▶ Exercise objective: Lift out each line of the data that holds "name".

################

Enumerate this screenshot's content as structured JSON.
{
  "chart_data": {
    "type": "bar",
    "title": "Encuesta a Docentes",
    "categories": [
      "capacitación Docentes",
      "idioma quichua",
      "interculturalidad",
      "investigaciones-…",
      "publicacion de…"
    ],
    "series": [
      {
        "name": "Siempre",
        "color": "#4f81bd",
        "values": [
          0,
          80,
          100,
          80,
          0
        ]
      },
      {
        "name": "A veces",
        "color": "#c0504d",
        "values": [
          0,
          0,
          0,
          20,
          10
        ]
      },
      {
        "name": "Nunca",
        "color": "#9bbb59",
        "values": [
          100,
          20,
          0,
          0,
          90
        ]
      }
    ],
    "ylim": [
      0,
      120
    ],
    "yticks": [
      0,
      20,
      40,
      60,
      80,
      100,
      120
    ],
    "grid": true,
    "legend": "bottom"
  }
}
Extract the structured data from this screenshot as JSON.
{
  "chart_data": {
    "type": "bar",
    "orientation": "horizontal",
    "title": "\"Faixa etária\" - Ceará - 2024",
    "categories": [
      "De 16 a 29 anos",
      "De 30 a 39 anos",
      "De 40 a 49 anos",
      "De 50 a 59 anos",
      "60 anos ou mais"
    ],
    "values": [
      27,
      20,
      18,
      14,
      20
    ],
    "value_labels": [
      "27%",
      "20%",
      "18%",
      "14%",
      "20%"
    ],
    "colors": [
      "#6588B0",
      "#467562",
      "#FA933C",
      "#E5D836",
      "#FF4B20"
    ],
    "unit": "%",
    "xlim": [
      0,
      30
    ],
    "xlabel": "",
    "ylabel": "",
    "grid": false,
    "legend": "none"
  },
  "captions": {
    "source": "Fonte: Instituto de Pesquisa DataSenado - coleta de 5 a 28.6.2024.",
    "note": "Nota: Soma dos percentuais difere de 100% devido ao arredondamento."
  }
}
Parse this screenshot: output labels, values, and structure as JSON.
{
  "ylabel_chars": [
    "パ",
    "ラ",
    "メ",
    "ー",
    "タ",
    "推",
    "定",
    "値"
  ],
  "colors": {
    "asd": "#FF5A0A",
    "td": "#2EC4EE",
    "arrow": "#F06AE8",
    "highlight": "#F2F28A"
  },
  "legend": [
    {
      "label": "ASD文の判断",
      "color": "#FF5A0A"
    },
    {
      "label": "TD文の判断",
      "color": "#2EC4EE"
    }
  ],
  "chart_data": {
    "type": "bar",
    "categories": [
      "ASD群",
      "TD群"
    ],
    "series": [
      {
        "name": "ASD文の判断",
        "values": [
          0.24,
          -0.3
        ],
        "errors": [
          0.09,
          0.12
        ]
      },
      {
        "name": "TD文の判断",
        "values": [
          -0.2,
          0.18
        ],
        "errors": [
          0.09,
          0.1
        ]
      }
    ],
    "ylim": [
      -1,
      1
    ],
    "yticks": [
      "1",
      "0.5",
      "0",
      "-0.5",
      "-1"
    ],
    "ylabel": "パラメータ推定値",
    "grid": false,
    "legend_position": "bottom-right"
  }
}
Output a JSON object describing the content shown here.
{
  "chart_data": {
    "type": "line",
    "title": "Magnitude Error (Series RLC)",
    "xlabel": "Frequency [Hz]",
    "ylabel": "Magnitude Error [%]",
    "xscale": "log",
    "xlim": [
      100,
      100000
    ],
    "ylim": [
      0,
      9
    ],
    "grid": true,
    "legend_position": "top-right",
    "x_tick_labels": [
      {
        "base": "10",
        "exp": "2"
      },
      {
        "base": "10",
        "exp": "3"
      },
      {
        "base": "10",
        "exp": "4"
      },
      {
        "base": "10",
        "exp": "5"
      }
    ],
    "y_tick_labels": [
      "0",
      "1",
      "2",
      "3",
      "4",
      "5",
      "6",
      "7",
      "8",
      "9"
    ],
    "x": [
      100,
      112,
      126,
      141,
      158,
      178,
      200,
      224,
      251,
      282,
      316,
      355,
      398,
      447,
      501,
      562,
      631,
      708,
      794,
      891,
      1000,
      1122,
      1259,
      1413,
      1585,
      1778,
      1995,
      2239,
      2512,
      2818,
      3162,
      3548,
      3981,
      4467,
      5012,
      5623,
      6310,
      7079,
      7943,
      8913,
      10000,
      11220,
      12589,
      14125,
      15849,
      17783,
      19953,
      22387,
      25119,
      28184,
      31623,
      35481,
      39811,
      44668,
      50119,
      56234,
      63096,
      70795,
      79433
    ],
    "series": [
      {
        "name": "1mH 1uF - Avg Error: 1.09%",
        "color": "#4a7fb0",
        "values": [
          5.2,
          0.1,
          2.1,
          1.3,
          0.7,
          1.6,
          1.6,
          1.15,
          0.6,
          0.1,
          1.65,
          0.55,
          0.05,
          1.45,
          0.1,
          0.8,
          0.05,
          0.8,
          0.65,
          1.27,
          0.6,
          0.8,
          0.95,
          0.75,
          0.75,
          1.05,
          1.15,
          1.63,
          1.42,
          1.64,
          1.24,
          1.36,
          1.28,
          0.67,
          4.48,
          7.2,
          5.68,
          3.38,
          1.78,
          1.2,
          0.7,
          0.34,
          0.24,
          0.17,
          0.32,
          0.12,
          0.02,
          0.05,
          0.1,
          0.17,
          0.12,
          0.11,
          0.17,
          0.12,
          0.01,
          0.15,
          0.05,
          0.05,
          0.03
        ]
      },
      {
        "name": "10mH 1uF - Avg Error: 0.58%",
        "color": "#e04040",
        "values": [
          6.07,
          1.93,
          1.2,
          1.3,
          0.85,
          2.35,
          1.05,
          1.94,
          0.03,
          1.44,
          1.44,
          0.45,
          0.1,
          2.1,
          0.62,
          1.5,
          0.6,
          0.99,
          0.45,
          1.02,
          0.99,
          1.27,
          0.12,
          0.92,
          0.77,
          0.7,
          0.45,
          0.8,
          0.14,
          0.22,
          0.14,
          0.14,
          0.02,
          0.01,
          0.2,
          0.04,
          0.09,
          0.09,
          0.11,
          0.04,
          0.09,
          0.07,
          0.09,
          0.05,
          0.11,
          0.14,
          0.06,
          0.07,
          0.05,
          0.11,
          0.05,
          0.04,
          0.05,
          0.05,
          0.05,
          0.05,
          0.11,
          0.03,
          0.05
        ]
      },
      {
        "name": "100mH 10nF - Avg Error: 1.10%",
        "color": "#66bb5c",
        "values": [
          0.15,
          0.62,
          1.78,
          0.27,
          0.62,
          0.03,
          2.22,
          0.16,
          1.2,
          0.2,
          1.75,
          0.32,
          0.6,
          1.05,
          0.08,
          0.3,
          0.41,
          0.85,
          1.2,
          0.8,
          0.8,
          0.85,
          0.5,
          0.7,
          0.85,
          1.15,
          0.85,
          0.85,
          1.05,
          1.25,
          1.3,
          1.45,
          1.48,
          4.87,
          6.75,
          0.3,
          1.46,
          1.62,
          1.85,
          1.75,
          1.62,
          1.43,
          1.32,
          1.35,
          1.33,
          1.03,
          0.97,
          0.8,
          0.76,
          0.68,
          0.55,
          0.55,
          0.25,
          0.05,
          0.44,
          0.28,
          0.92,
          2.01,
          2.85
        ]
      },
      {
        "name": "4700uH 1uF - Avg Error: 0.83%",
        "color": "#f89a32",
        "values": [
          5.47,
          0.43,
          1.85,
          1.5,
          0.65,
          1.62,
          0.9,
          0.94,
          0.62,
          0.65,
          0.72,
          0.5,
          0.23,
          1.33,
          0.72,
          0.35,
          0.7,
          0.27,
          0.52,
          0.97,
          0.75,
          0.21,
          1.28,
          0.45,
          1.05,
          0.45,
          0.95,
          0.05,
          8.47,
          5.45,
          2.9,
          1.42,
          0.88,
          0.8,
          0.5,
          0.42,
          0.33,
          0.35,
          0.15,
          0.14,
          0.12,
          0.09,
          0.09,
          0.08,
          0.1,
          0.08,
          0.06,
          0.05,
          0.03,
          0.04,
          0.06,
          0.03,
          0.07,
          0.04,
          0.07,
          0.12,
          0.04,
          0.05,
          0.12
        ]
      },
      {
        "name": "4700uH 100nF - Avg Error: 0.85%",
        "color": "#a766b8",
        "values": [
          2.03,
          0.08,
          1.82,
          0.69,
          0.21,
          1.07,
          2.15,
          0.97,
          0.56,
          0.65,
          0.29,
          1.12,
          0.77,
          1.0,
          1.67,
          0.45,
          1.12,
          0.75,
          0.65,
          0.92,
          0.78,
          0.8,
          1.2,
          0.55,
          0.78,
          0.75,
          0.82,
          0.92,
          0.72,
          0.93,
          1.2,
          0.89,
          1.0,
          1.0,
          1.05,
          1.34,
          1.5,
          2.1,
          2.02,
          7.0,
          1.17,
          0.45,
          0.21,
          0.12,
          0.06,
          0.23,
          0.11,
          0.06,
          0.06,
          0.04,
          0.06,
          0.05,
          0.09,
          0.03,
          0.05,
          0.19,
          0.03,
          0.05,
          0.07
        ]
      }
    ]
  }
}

################

▶ Reply:
        "name": "Siempre",
        "name": "A veces",
        "name": "Nunca",
        "name": "ASD文の判断",
        "name": "TD文の判断",
        "name": "1mH 1uF - Avg Error: 1.09%",
        "name": "10mH 1uF - Avg Error: 0.58%",
        "name": "100mH 10nF - Avg Error: 1.10%",
        "name": "4700uH 1uF - Avg Error: 0.83%",
        "name": "4700uH 100nF - Avg Error: 0.85%",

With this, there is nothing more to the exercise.